**Work to be completed:** Select the lines of the records containing the word "until" and list them.

=== Source data ===

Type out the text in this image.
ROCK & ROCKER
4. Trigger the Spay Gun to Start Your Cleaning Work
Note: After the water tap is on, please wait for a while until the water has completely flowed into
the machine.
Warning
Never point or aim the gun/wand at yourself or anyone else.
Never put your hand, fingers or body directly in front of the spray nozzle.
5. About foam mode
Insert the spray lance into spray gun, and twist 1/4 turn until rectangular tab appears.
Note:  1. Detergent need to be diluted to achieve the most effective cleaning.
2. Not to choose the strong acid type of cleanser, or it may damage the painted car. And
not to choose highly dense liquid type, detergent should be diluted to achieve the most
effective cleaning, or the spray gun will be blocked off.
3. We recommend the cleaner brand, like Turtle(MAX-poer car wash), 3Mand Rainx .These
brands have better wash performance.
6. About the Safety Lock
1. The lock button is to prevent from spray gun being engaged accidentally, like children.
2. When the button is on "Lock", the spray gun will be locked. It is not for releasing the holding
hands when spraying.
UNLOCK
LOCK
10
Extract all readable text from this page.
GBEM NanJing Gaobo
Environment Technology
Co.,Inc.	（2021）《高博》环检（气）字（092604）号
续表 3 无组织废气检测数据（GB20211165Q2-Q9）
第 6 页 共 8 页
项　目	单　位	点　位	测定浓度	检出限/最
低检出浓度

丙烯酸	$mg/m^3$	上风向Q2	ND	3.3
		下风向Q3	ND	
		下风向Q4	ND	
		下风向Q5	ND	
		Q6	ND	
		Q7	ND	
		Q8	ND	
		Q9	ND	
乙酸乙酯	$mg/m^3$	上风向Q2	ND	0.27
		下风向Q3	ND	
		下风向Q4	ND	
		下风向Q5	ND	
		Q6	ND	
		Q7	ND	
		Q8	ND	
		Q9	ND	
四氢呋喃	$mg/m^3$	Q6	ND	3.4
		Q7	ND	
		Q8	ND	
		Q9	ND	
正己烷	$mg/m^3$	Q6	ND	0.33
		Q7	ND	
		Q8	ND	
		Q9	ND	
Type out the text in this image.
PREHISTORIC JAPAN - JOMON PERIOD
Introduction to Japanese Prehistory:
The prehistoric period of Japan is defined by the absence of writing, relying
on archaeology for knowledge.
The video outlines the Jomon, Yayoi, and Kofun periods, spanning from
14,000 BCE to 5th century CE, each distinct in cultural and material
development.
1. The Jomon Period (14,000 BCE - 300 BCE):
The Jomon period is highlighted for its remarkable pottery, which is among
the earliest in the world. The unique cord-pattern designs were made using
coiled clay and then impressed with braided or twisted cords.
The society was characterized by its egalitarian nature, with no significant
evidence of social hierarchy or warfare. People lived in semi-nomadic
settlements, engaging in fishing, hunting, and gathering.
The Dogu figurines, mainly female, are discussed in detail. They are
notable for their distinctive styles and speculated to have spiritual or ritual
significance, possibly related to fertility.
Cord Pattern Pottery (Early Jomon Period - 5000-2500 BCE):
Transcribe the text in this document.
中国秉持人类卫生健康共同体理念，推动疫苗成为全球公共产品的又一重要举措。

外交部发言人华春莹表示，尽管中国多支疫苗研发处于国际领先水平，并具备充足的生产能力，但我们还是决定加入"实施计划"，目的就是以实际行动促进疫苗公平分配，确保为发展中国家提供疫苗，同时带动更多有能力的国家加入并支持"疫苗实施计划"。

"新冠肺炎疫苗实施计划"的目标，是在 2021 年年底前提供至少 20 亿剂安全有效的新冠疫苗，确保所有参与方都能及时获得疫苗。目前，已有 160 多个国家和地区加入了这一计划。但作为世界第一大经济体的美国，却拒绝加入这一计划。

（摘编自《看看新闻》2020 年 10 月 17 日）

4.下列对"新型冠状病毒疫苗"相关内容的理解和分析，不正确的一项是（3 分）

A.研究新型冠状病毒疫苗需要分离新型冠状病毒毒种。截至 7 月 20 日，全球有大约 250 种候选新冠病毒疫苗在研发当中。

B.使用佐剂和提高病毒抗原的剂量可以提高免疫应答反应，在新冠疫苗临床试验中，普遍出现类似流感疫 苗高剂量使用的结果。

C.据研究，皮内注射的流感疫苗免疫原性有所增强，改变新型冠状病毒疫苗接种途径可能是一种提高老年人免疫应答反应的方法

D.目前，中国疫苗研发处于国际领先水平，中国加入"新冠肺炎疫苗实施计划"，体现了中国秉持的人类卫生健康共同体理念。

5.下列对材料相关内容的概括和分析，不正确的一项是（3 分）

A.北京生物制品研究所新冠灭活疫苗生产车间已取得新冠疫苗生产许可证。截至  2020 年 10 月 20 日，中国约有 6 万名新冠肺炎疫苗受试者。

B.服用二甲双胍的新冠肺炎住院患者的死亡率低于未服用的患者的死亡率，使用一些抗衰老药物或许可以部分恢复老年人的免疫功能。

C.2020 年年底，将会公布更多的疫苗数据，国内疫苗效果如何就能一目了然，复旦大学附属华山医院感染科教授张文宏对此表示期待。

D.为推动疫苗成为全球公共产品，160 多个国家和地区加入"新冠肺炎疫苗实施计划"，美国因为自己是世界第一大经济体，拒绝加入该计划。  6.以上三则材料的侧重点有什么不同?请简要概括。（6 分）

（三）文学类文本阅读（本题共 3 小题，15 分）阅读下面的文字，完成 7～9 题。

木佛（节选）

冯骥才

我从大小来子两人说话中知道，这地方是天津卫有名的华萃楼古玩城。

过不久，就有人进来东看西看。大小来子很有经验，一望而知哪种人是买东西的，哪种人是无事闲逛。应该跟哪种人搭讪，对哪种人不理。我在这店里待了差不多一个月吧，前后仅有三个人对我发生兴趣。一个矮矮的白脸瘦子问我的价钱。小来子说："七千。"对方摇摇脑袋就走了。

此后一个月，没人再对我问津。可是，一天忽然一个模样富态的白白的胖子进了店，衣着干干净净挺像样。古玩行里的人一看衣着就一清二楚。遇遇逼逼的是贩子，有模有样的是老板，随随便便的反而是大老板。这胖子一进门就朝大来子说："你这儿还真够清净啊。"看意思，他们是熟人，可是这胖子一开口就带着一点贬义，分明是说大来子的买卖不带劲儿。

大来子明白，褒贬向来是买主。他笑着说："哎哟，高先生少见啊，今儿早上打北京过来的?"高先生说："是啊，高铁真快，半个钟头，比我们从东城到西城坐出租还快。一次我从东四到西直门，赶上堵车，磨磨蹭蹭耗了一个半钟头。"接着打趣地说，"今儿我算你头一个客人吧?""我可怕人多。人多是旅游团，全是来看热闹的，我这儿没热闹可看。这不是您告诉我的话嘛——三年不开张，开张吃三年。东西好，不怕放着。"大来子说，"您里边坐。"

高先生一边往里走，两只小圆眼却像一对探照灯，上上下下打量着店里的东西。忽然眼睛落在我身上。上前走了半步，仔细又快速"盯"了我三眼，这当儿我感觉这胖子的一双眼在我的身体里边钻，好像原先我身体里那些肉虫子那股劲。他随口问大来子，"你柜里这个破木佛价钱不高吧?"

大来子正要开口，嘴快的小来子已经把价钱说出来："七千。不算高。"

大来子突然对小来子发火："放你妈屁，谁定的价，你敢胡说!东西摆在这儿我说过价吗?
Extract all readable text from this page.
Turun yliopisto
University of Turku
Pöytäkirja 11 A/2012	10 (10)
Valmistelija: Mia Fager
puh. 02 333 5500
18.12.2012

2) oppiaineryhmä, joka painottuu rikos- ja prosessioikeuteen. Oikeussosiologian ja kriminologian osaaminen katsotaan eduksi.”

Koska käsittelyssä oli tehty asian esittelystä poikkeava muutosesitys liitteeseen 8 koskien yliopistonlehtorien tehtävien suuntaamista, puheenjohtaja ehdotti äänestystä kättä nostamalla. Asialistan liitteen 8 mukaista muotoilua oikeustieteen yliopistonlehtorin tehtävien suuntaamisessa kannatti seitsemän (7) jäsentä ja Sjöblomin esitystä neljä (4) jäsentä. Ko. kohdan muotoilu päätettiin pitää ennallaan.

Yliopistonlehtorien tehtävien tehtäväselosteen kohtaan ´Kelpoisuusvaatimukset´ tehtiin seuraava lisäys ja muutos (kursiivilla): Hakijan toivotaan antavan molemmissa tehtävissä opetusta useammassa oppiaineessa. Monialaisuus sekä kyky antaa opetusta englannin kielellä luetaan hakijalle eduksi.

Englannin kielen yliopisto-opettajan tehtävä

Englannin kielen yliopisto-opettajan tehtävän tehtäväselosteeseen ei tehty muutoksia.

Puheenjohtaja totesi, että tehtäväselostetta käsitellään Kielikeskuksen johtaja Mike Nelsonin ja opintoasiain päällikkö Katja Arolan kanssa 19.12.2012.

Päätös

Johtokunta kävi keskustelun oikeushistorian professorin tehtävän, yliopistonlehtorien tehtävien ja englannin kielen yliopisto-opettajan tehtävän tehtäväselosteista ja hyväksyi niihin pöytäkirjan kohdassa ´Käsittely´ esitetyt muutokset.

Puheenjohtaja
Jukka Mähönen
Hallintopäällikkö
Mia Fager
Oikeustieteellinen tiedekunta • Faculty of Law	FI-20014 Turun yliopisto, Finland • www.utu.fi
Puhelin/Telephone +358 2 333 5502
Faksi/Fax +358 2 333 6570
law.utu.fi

===

**Exercise output:**
Note: After the water tap is on, please wait for a while until the water has completely flowed into
Insert the spray lance into spray gun, and twist 1/4 turn until rectangular tab appears.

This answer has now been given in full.